▸ **Short problem**: In the records that follow, locate every line with "screenshot" and extract it.

[Data items]
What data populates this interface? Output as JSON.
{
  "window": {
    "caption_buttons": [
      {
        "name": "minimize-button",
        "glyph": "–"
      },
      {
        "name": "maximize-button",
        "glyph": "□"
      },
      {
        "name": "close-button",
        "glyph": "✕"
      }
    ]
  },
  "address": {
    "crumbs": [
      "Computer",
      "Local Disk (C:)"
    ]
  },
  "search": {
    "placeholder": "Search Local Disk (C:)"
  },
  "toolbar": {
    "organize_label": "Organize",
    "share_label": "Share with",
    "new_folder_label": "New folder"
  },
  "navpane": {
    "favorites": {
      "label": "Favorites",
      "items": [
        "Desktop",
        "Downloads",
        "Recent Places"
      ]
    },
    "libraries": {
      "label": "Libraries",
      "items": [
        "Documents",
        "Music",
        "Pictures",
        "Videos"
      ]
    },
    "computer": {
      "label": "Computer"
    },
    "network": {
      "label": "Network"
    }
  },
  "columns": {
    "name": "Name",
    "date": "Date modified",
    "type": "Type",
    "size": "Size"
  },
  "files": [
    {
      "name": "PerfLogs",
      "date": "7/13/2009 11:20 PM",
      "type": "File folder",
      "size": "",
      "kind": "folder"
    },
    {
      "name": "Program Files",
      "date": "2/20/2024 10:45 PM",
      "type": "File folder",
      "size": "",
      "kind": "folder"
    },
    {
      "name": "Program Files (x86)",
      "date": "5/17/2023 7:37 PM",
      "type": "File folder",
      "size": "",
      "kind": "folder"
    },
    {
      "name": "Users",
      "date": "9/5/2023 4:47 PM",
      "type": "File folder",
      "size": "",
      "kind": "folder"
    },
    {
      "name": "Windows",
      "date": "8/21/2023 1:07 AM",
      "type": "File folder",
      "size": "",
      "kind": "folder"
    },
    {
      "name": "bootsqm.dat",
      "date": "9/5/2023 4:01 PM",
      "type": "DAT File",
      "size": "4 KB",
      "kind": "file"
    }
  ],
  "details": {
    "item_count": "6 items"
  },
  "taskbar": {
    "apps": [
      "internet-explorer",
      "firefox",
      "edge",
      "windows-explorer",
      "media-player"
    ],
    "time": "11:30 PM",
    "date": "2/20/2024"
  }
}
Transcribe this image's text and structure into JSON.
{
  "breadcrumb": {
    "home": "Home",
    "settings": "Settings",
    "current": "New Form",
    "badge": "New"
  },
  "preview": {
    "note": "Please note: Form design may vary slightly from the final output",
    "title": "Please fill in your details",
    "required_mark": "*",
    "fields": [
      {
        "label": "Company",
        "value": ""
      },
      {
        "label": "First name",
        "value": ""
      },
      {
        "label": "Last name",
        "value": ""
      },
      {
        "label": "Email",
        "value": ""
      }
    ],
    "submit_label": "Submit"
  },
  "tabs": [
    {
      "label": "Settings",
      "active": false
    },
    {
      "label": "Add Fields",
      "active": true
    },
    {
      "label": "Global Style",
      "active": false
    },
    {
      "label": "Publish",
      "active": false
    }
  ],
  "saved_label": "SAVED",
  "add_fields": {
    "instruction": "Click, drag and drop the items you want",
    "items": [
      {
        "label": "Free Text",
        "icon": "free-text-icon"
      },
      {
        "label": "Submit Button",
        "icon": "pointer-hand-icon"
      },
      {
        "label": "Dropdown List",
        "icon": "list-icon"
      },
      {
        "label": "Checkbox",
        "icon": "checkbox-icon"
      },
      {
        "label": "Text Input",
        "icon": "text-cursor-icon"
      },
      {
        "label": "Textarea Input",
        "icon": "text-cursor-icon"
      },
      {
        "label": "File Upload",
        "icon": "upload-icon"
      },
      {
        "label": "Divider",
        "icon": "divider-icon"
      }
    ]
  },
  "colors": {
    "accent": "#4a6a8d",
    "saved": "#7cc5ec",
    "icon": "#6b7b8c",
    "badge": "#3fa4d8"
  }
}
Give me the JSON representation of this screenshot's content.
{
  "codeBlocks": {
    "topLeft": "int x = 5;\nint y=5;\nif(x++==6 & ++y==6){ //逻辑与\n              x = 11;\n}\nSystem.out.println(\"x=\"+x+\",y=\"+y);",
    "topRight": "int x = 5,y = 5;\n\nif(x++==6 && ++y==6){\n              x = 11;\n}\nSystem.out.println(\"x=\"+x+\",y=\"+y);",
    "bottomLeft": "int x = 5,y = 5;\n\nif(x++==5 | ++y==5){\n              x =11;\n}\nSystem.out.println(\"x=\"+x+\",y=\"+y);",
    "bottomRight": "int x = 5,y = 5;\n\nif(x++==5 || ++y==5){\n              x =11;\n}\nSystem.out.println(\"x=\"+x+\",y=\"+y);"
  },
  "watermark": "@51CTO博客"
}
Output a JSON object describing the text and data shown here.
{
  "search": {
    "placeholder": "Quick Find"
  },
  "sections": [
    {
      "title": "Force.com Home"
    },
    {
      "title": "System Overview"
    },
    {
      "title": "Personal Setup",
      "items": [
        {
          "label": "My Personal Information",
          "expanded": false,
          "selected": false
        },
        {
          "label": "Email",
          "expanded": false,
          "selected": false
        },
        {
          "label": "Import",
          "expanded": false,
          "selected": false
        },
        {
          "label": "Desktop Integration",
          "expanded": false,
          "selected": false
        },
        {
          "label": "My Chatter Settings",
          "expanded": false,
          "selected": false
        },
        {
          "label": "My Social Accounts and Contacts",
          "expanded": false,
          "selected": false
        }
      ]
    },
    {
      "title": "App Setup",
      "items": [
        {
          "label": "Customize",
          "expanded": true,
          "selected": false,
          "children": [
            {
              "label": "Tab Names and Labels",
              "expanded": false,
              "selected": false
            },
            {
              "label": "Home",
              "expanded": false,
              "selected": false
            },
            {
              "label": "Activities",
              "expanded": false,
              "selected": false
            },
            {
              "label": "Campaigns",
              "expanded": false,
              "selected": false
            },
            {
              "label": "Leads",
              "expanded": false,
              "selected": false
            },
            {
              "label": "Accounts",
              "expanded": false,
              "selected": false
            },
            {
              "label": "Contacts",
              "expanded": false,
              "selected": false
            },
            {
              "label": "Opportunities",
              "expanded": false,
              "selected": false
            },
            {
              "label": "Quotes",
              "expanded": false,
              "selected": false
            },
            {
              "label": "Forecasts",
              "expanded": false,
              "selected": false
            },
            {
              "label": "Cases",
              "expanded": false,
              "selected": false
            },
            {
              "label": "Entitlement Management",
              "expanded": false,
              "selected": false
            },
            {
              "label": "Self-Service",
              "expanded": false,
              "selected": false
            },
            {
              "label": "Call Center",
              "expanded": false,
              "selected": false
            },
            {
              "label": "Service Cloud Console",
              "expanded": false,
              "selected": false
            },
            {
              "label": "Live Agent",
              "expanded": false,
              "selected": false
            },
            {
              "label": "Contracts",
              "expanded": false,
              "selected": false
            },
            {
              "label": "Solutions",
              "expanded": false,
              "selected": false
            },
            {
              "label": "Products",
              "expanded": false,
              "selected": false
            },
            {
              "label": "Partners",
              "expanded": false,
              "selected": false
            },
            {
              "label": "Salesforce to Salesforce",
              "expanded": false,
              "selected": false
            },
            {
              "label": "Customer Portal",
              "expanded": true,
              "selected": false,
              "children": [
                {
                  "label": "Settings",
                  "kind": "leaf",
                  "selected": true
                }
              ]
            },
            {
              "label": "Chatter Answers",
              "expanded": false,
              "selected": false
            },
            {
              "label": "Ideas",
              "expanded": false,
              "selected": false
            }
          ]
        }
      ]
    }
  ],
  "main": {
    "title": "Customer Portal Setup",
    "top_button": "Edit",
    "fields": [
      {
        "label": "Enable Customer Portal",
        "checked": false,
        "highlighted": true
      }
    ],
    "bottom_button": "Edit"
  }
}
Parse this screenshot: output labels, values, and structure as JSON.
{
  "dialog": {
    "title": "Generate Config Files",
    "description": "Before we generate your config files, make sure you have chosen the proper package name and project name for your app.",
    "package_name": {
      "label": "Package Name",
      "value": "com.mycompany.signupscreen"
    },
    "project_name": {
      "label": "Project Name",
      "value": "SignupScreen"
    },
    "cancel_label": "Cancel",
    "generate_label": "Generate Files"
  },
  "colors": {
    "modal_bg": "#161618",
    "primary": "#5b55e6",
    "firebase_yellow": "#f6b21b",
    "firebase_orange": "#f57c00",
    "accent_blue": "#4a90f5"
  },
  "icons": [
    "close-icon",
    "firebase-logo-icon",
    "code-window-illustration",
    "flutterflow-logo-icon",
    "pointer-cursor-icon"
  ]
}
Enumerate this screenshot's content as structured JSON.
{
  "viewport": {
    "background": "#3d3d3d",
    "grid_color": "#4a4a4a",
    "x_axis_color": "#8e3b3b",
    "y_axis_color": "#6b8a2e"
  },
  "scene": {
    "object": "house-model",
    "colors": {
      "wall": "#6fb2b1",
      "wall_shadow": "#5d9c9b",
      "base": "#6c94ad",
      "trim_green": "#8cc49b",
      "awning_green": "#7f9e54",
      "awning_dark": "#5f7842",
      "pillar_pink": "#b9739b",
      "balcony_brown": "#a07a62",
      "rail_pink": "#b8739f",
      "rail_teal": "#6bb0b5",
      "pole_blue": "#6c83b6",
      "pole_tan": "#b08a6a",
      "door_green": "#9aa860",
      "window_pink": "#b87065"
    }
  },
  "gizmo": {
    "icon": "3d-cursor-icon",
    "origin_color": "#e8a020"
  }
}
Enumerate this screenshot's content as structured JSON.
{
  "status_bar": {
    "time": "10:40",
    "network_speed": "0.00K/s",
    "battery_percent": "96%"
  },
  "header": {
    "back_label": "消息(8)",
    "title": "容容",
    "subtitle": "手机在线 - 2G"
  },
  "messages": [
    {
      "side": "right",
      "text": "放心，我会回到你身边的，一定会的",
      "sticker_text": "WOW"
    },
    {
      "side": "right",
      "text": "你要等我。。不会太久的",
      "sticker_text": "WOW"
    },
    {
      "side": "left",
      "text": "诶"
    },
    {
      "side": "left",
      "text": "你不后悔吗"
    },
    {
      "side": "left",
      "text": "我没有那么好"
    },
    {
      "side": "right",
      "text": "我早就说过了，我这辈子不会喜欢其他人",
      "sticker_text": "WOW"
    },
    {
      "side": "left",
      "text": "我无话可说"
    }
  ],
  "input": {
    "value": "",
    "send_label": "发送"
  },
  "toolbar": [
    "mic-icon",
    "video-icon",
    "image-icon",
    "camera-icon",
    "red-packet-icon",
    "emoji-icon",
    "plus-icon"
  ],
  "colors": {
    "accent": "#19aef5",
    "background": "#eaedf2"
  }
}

▸ **Reply**:
Give me the JSON representation of this screenshot's content.
Parse this screenshot: output labels, values, and structure as JSON.
Enumerate this screenshot's content as structured JSON.
Enumerate this screenshot's content as structured JSON.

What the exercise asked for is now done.